What is expected: Copy out all lines of the records in which the word "المنفعة" appears.

Rows:
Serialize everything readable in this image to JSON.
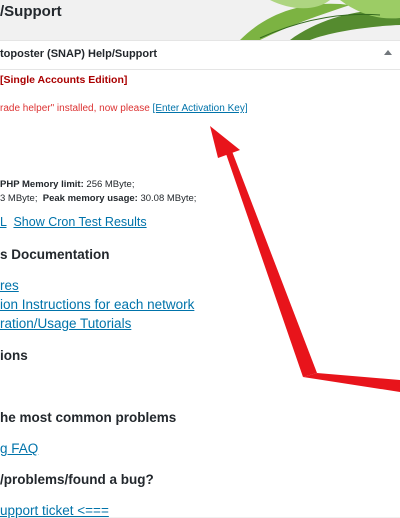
{
  "header": {
    "title": "/Support"
  },
  "panel": {
    "title": "toposter (SNAP) Help/Support",
    "edition": "[Single Accounts Edition]",
    "notice_text": "rade helper\" installed, now please ",
    "notice_link": "[Enter Activation Key]"
  },
  "memory": {
    "label1": "PHP Memory limit:",
    "value1": "256 MByte;",
    "prefix2": "3 MByte;",
    "label2": "Peak memory usage:",
    "value2": "30.08 MByte;"
  },
  "cron": {
    "left_link": "L",
    "test_link": "Show Cron Test Results"
  },
  "docs": {
    "heading": "s Documentation",
    "links": [
      "res",
      "ion Instructions for each network",
      "ration/Usage Tutorials"
    ]
  },
  "sections": {
    "options_heading": "ions",
    "problems_heading": "he most common problems",
    "faq_link": "g FAQ",
    "bug_heading": "/problems/found a bug?",
    "ticket_link": "upport ticket <==="
  },
  "colors": {
    "accent_link": "#0073aa",
    "notice_red": "#dc3232",
    "edition_red": "#aa0000",
    "arrow_red": "#e8141b"
  }
}
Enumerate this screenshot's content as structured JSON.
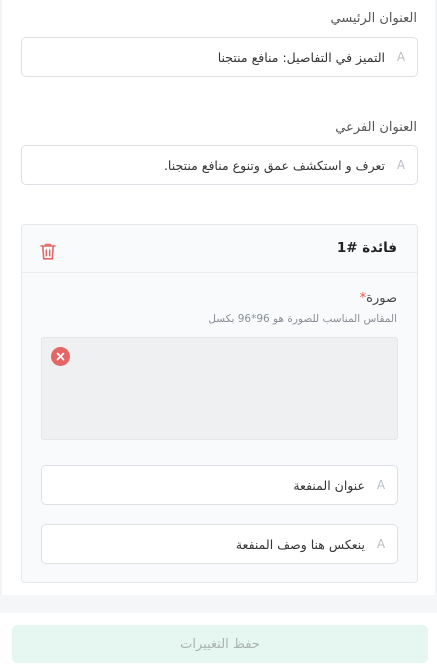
{
  "main_title": {
    "label": "العنوان الرئيسي",
    "value": "التميز في التفاصيل: منافع منتجنا"
  },
  "subtitle": {
    "label": "العنوان الفرعي",
    "value": "تعرف و استكشف عمق وتنوع منافع منتجنا."
  },
  "benefit": {
    "title": "فائدة #1",
    "image_label": "صورة",
    "required_mark": "*",
    "image_hint": "المقاس المناسب للصورة هو 96*96 بكسل",
    "title_placeholder": "عنوان المنفعة",
    "desc_placeholder": "ينعكس هنا وصف المنفعة"
  },
  "footer": {
    "save_label": "حفظ التغييرات"
  },
  "icons": {
    "text_field": "A",
    "delete": "trash-icon",
    "remove_image": "close-icon"
  },
  "colors": {
    "danger": "#e46767",
    "save_bg": "#e6f6f1",
    "card_bg": "#f9fafb"
  }
}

Task result:
    "title_placeholder": "عنوان المنفعة",
    "desc_placeholder": "ينعكس هنا وصف المنفعة"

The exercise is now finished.